> _EXERCISE_
Repeat the data verbatim.

> _DATA IN THIS EXERCISE_
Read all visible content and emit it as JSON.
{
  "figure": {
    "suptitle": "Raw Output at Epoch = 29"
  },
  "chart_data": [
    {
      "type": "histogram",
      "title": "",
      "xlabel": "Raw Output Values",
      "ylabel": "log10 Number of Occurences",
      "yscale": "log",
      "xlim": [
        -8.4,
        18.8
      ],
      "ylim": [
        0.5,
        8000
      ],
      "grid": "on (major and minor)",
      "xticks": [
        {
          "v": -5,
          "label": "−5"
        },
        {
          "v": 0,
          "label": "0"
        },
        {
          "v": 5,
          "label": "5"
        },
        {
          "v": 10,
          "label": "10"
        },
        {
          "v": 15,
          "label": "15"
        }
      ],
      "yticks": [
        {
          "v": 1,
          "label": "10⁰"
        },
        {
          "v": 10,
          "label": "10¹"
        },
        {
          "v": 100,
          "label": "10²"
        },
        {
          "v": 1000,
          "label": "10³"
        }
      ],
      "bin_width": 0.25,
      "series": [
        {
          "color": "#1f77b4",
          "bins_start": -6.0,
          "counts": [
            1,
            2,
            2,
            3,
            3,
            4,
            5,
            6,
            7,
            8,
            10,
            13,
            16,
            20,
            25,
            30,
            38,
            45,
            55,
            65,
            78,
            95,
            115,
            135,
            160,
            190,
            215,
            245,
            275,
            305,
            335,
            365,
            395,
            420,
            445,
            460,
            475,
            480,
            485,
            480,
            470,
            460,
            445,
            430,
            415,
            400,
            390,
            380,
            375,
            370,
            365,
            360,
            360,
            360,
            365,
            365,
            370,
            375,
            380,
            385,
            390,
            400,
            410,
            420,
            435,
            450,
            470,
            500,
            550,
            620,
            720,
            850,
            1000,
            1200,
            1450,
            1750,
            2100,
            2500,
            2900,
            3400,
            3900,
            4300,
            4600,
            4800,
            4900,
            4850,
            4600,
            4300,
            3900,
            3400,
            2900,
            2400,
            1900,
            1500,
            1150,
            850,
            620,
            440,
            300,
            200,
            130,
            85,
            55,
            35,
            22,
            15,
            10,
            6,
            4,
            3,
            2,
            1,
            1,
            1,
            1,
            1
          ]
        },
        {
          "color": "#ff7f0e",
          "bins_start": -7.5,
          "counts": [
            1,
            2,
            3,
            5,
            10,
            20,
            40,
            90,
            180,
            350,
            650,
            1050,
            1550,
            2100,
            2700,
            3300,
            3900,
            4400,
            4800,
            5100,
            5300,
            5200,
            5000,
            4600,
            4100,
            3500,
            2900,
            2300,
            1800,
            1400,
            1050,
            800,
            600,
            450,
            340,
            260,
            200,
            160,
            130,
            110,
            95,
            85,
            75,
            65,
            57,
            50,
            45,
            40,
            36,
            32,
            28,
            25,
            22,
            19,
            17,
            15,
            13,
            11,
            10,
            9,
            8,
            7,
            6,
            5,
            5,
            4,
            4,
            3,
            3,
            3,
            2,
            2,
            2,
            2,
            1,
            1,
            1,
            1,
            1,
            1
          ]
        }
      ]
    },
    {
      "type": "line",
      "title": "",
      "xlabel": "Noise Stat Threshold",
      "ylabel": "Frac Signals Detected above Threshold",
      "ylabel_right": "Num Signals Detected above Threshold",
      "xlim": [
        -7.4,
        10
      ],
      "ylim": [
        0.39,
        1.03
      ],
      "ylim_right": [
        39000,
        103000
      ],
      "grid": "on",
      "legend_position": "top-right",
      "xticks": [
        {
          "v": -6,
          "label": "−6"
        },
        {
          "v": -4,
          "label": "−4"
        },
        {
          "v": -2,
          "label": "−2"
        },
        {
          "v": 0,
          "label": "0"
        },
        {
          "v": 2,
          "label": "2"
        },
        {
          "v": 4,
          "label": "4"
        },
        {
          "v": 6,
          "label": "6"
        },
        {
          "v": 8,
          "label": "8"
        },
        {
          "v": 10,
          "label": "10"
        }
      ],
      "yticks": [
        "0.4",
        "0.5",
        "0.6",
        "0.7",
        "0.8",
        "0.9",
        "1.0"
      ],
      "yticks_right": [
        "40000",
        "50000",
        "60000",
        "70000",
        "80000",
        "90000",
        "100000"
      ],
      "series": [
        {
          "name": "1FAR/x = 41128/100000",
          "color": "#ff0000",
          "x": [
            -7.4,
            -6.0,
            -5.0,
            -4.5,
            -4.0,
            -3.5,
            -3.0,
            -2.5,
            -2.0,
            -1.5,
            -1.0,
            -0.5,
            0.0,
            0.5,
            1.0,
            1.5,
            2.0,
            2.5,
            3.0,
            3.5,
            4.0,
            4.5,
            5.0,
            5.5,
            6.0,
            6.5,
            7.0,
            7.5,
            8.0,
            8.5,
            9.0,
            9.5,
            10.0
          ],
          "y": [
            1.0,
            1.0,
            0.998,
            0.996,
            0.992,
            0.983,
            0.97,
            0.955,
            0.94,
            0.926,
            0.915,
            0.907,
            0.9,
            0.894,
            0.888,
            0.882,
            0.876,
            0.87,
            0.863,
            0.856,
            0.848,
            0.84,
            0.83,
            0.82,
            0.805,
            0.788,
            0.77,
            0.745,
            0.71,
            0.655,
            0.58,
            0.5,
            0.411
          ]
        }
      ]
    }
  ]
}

> _OUTPUT OF THE EXERCISE_
Read all visible content and emit it as JSON.
{
  "figure": {
    "suptitle": "Raw Output at Epoch = 29"
  },
  "chart_data": [
    {
      "type": "histogram",
      "title": "",
      "xlabel": "Raw Output Values",
      "ylabel": "log10 Number of Occurences",
      "yscale": "log",
      "xlim": [
        -8.4,
        18.8
      ],
      "ylim": [
        0.5,
        8000
      ],
      "grid": "on (major and minor)",
      "xticks": [
        {
          "v": -5,
          "label": "−5"
        },
        {
          "v": 0,
          "label": "0"
        },
        {
          "v": 5,
          "label": "5"
        },
        {
          "v": 10,
          "label": "10"
        },
        {
          "v": 15,
          "label": "15"
        }
      ],
      "yticks": [
        {
          "v": 1,
          "label": "10⁰"
        },
        {
          "v": 10,
          "label": "10¹"
        },
        {
          "v": 100,
          "label": "10²"
        },
        {
          "v": 1000,
          "label": "10³"
        }
      ],
      "bin_width": 0.25,
      "series": [
        {
          "color": "#1f77b4",
          "bins_start": -6.0,
          "counts": [
            1,
            2,
            2,
            3,
            3,
            4,
            5,
            6,
            7,
            8,
            10,
            13,
            16,
            20,
            25,
            30,
            38,
            45,
            55,
            65,
            78,
            95,
            115,
            135,
            160,
            190,
            215,
            245,
            275,
            305,
            335,
            365,
            395,
            420,
            445,
            460,
            475,
            480,
            485,
            480,
            470,
            460,
            445,
            430,
            415,
            400,
            390,
            380,
            375,
            370,
            365,
            360,
            360,
            360,
            365,
            365,
            370,
            375,
            380,
            385,
            390,
            400,
            410,
            420,
            435,
            450,
            470,
            500,
            550,
            620,
            720,
            850,
            1000,
            1200,
            1450,
            1750,
            2100,
            2500,
            2900,
            3400,
            3900,
            4300,
            4600,
            4800,
            4900,
            4850,
            4600,
            4300,
            3900,
            3400,
            2900,
            2400,
            1900,
            1500,
            1150,
            850,
            620,
            440,
            300,
            200,
            130,
            85,
            55,
            35,
            22,
            15,
            10,
            6,
            4,
            3,
            2,
            1,
            1,
            1,
            1,
            1
          ]
        },
        {
          "color": "#ff7f0e",
          "bins_start": -7.5,
          "counts": [
            1,
            2,
            3,
            5,
            10,
            20,
            40,
            90,
            180,
            350,
            650,
            1050,
            1550,
            2100,
            2700,
            3300,
            3900,
            4400,
            4800,
            5100,
            5300,
            5200,
            5000,
            4600,
            4100,
            3500,
            2900,
            2300,
            1800,
            1400,
            1050,
            800,
            600,
            450,
            340,
            260,
            200,
            160,
            130,
            110,
            95,
            85,
            75,
            65,
            57,
            50,
            45,
            40,
            36,
            32,
            28,
            25,
            22,
            19,
            17,
            15,
            13,
            11,
            10,
            9,
            8,
            7,
            6,
            5,
            5,
            4,
            4,
            3,
            3,
            3,
            2,
            2,
            2,
            2,
            1,
            1,
            1,
            1,
            1,
            1
          ]
        }
      ]
    },
    {
      "type": "line",
      "title": "",
      "xlabel": "Noise Stat Threshold",
      "ylabel": "Frac Signals Detected above Threshold",
      "ylabel_right": "Num Signals Detected above Threshold",
      "xlim": [
        -7.4,
        10
      ],
      "ylim": [
        0.39,
        1.03
      ],
      "ylim_right": [
        39000,
        103000
      ],
      "grid": "on",
      "legend_position": "top-right",
      "xticks": [
        {
          "v": -6,
          "label": "−6"
        },
        {
          "v": -4,
          "label": "−4"
        },
        {
          "v": -2,
          "label": "−2"
        },
        {
          "v": 0,
          "label": "0"
        },
        {
          "v": 2,
          "label": "2"
        },
        {
          "v": 4,
          "label": "4"
        },
        {
          "v": 6,
          "label": "6"
        },
        {
          "v": 8,
          "label": "8"
        },
        {
          "v": 10,
          "label": "10"
        }
      ],
      "yticks": [
        "0.4",
        "0.5",
        "0.6",
        "0.7",
        "0.8",
        "0.9",
        "1.0"
      ],
      "yticks_right": [
        "40000",
        "50000",
        "60000",
        "70000",
        "80000",
        "90000",
        "100000"
      ],
      "series": [
        {
          "name": "1FAR/x = 41128/100000",
          "color": "#ff0000",
          "x": [
            -7.4,
            -6.0,
            -5.0,
            -4.5,
            -4.0,
            -3.5,
            -3.0,
            -2.5,
            -2.0,
            -1.5,
            -1.0,
            -0.5,
            0.0,
            0.5,
            1.0,
            1.5,
            2.0,
            2.5,
            3.0,
            3.5,
            4.0,
            4.5,
            5.0,
            5.5,
            6.0,
            6.5,
            7.0,
            7.5,
            8.0,
            8.5,
            9.0,
            9.5,
            10.0
          ],
          "y": [
            1.0,
            1.0,
            0.998,
            0.996,
            0.992,
            0.983,
            0.97,
            0.955,
            0.94,
            0.926,
            0.915,
            0.907,
            0.9,
            0.894,
            0.888,
            0.882,
            0.876,
            0.87,
            0.863,
            0.856,
            0.848,
            0.84,
            0.83,
            0.82,
            0.805,
            0.788,
            0.77,
            0.745,
            0.71,
            0.655,
            0.58,
            0.5,
            0.411
          ]
        }
      ]
    }
  ]
}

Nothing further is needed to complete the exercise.